- **Goal**
Say how many lines of these entries include the word "武汉科技大学", and answer with the number alone.

- **Input records**
====
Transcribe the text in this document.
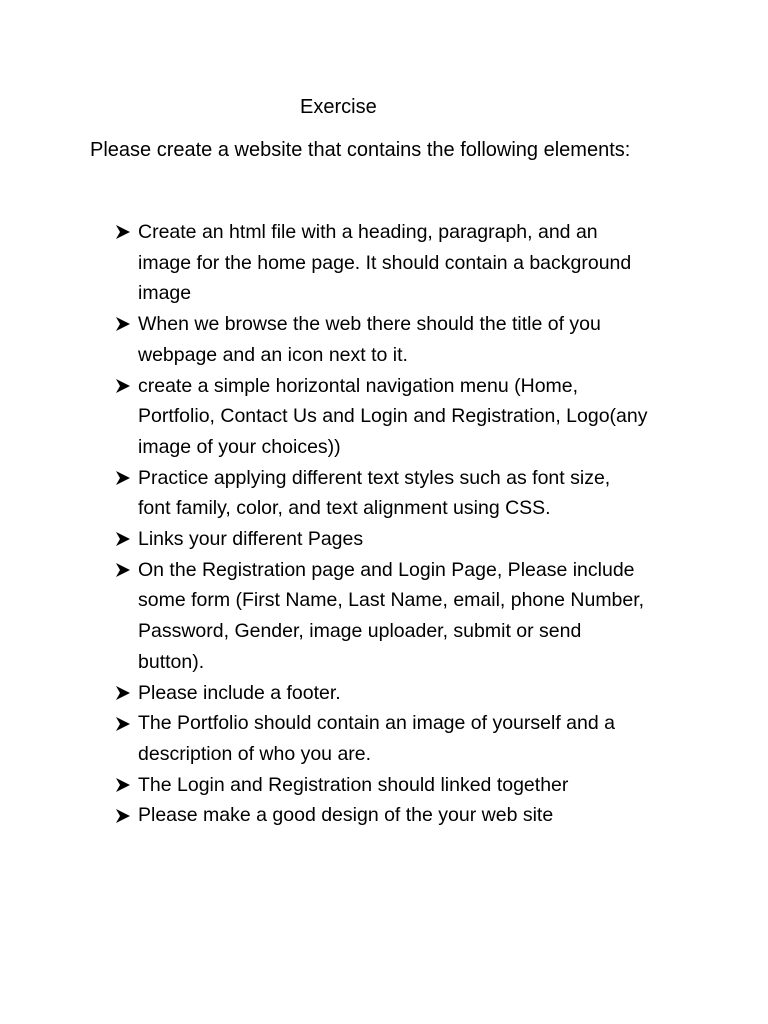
Exercise
Please create a website that contains the following elements:
Create an html file with a heading, paragraph, and an
image for the home page. It should contain a background
image
When we browse the web there should the title of you
webpage and an icon next to it.
create a simple horizontal navigation menu (Home,
Portfolio, Contact Us and Login and Registration, Logo(any
image of your choices))
Practice applying different text styles such as font size,
font family, color, and text alignment using CSS.
Links your different Pages
On the Registration page and Login Page, Please include
some form (First Name, Last Name, email, phone Number,
Password, Gender, image uploader, submit or send
button).
Please include a footer.
The Portfolio should contain an image of yourself and a
description of who you are.
The Login and Registration should linked together
Please make a good design of the your web site
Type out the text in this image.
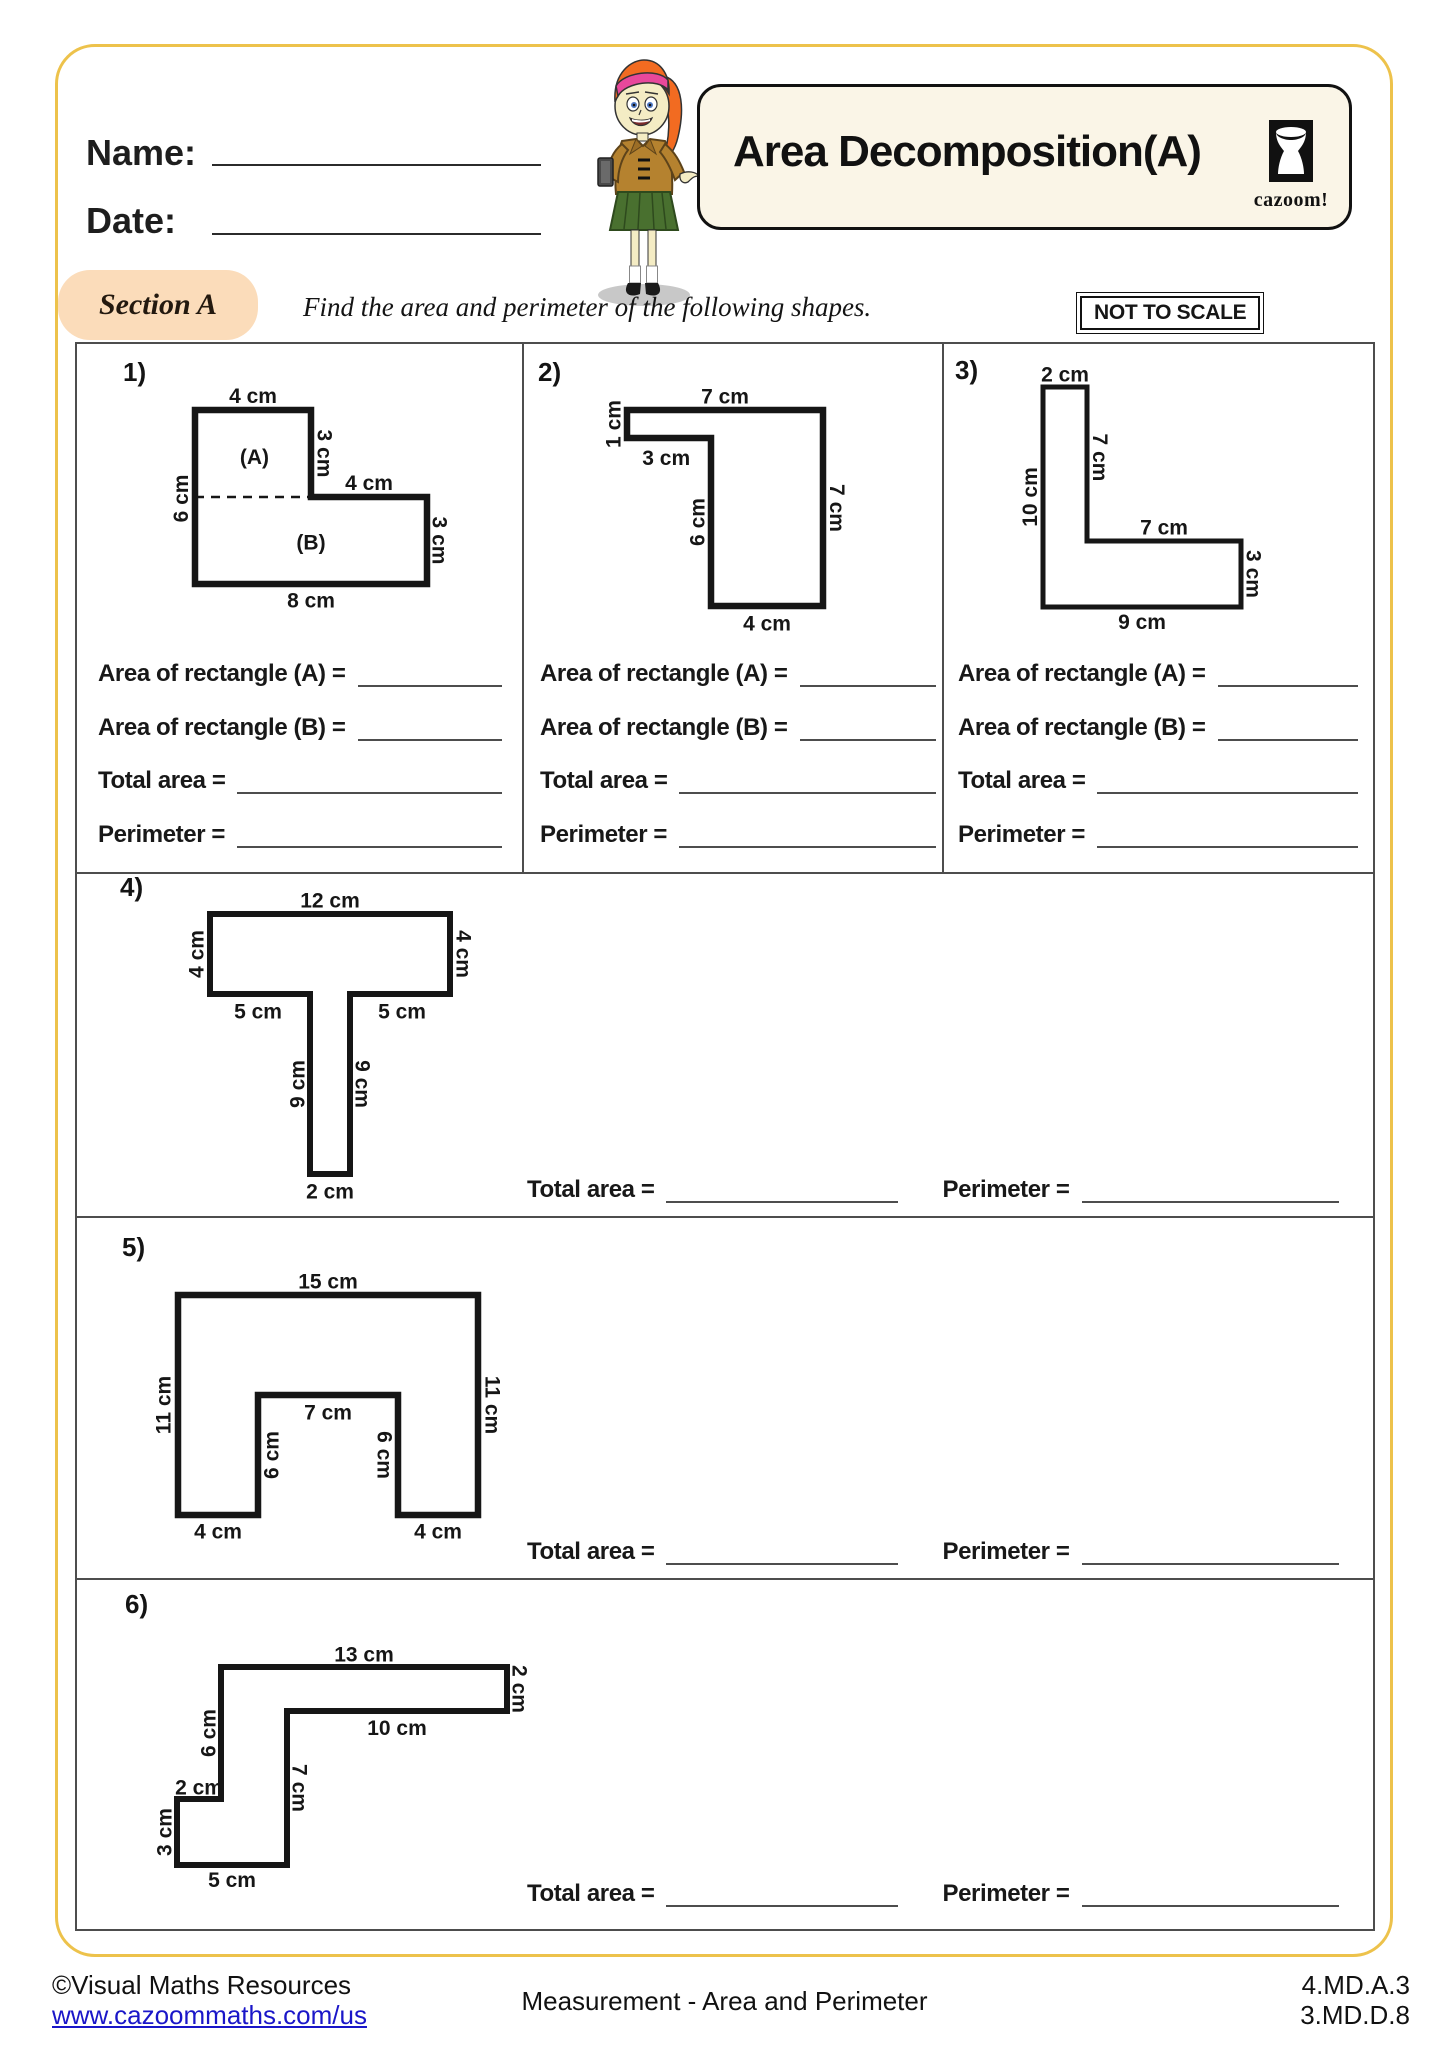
Name:
Date:
Area Decomposition(A)
cazoom!
Section A	Find the area and perimeter of the following shapes.	NOT TO SCALE
1)	2)	3)
4)
5)
6)
4 cm
3 cm
(A)
4 cm
6 cm
(B)	3 cm
8 cm
7 cm
1 cm
3 cm
6 cm	7 cm
4 cm
2 cm
7 cm
10 cm
7 cm
3 cm
9 cm
12 cm
4 cm	4 cm
5 cm	5 cm
9 cm 9 cm
2 cm
15 cm
11 cm	11 cm
7 cm
6 cm	6 cm
4 cm	4 cm
13 cm
2 cm
10 cm
6 cm
7 cm
2 cm
3 cm
5 cm
Area of rectangle (A) =
Area of rectangle (B) =
Total area =
Perimeter =
Area of rectangle (A) =
Area of rectangle (B) =
Total area =
Perimeter =
Area of rectangle (A) =
Area of rectangle (B) =
Total area =
Perimeter =
Total area =	Perimeter =
Total area =	Perimeter =
Total area =	Perimeter =
©Visual Maths Resources
www.cazoommaths.com/us	Measurement - Area and Perimeter
4.MD.A.3
3.MD.D.8
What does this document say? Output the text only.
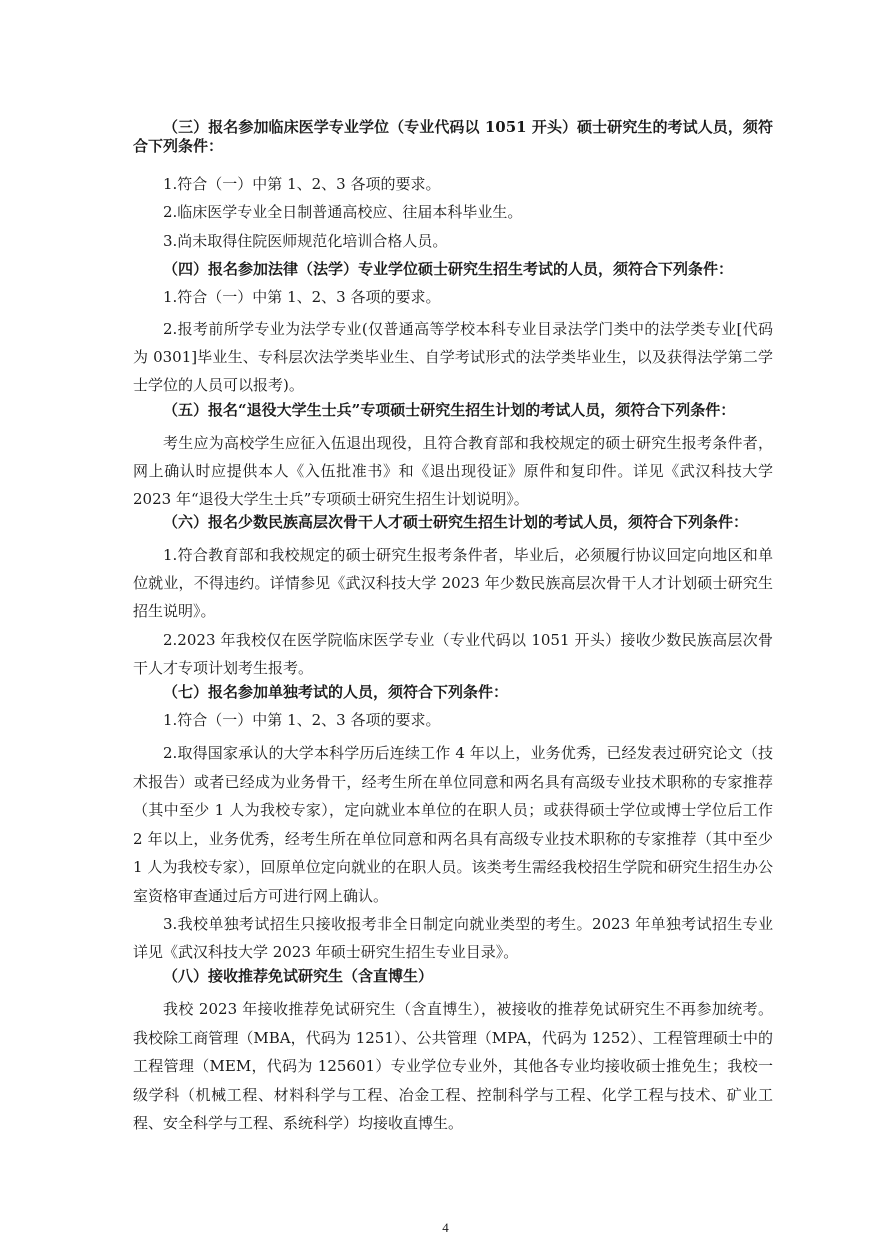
（三）报名参加临床医学专业学位（专业代码以 1051 开头）硕士研究生的考试人员，须符合下列条件：

1.符合（一）中第 1、2、3 各项的要求。

2.临床医学专业全日制普通高校应、往届本科毕业生。

3.尚未取得住院医师规范化培训合格人员。

（四）报名参加法律（法学）专业学位硕士研究生招生考试的人员，须符合下列条件：

1.符合（一）中第 1、2、3 各项的要求。

2.报考前所学专业为法学专业(仅普通高等学校本科专业目录法学门类中的法学类专业[代码为 0301]毕业生、专科层次法学类毕业生、自学考试形式的法学类毕业生，以及获得法学第二学士学位的人员可以报考)。

（五）报名“退役大学生士兵”专项硕士研究生招生计划的考试人员，须符合下列条件：

考生应为高校学生应征入伍退出现役，且符合教育部和我校规定的硕士研究生报考条件者，网上确认时应提供本人《入伍批准书》和《退出现役证》原件和复印件。详见《武汉科技大学 2023 年“退役大学生士兵”专项硕士研究生招生计划说明》。

（六）报名少数民族高层次骨干人才硕士研究生招生计划的考试人员，须符合下列条件：

1.符合教育部和我校规定的硕士研究生报考条件者，毕业后，必须履行协议回定向地区和单位就业，不得违约。详情参见《武汉科技大学 2023 年少数民族高层次骨干人才计划硕士研究生招生说明》。

2.2023 年我校仅在医学院临床医学专业（专业代码以 1051 开头）接收少数民族高层次骨干人才专项计划考生报考。

（七）报名参加单独考试的人员，须符合下列条件：

1.符合（一）中第 1、2、3 各项的要求。

2.取得国家承认的大学本科学历后连续工作 4 年以上，业务优秀，已经发表过研究论文（技术报告）或者已经成为业务骨干，经考生所在单位同意和两名具有高级专业技术职称的专家推荐（其中至少 1 人为我校专家），定向就业本单位的在职人员；或获得硕士学位或博士学位后工作 2 年以上，业务优秀，经考生所在单位同意和两名具有高级专业技术职称的专家推荐（其中至少 1 人为我校专家），回原单位定向就业的在职人员。该类考生需经我校招生学院和研究生招生办公室资格审查通过后方可进行网上确认。

3.我校单独考试招生只接收报考非全日制定向就业类型的考生。2023 年单独考试招生专业详见《武汉科技大学 2023 年硕士研究生招生专业目录》。

（八）接收推荐免试研究生（含直博生）

我校 2023 年接收推荐免试研究生（含直博生），被接收的推荐免试研究生不再参加统考。我校除工商管理（MBA，代码为 1251）、公共管理（MPA，代码为 1252）、工程管理硕士中的工程管理（MEM，代码为 125601）专业学位专业外，其他各专业均接收硕士推免生；我校一级学科（机械工程、材料科学与工程、冶金工程、控制科学与工程、化学工程与技术、矿业工程、安全科学与工程、系统科学）均接收直博生。

4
====
- **Solved problem**
3